Given request:
Which lines in the records below contain the word "十六年前的回忆"? Copy each of them.

Data for this exercise:
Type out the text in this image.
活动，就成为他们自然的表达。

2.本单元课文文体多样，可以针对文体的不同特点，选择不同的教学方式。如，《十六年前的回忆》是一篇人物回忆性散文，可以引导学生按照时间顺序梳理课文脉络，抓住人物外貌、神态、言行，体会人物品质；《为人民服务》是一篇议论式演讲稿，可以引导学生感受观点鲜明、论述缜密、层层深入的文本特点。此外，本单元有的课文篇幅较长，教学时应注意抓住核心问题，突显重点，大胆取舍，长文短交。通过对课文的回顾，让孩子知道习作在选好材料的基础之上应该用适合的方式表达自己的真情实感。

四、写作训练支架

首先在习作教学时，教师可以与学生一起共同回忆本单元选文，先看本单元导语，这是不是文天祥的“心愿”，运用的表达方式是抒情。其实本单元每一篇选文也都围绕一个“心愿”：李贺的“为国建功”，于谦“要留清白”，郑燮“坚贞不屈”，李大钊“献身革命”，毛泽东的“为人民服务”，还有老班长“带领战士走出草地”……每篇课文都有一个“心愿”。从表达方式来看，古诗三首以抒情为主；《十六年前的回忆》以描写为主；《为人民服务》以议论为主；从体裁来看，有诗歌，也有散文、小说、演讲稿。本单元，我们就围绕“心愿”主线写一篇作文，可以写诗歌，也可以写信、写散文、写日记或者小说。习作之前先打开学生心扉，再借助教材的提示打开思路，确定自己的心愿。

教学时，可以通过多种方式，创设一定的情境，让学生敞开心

Solution:
2.本单元课文文体多样，可以针对文体的不同特点，选择不同的教学方式。如，《十六年前的回忆》是一篇人物回忆性散文，可以引导学生按照时间顺序梳理课文脉络，抓住人物外貌、神态、言行，体会人物品质；《为人民服务》是一篇议论式演讲稿，可以引导学生感受观点鲜明、论述缜密、层层深入的文本特点。此外，本单元有的课文篇幅较长，教学时应注意抓住核心问题，突显重点，大胆取舍，长文短交。通过对课文的回顾，让孩子知道习作在选好材料的基础之上应该用适合的方式表达自己的真情实感。
首先在习作教学时，教师可以与学生一起共同回忆本单元选文，先看本单元导语，这是不是文天祥的“心愿”，运用的表达方式是抒情。其实本单元每一篇选文也都围绕一个“心愿”：李贺的“为国建功”，于谦“要留清白”，郑燮“坚贞不屈”，李大钊“献身革命”，毛泽东的“为人民服务”，还有老班长“带领战士走出草地”……每篇课文都有一个“心愿”。从表达方式来看，古诗三首以抒情为主；《十六年前的回忆》以描写为主；《为人民服务》以议论为主；从体裁来看，有诗歌，也有散文、小说、演讲稿。本单元，我们就围绕“心愿”主线写一篇作文，可以写诗歌，也可以写信、写散文、写日记或者小说。习作之前先打开学生心扉，再借助教材的提示打开思路，确定自己的心愿。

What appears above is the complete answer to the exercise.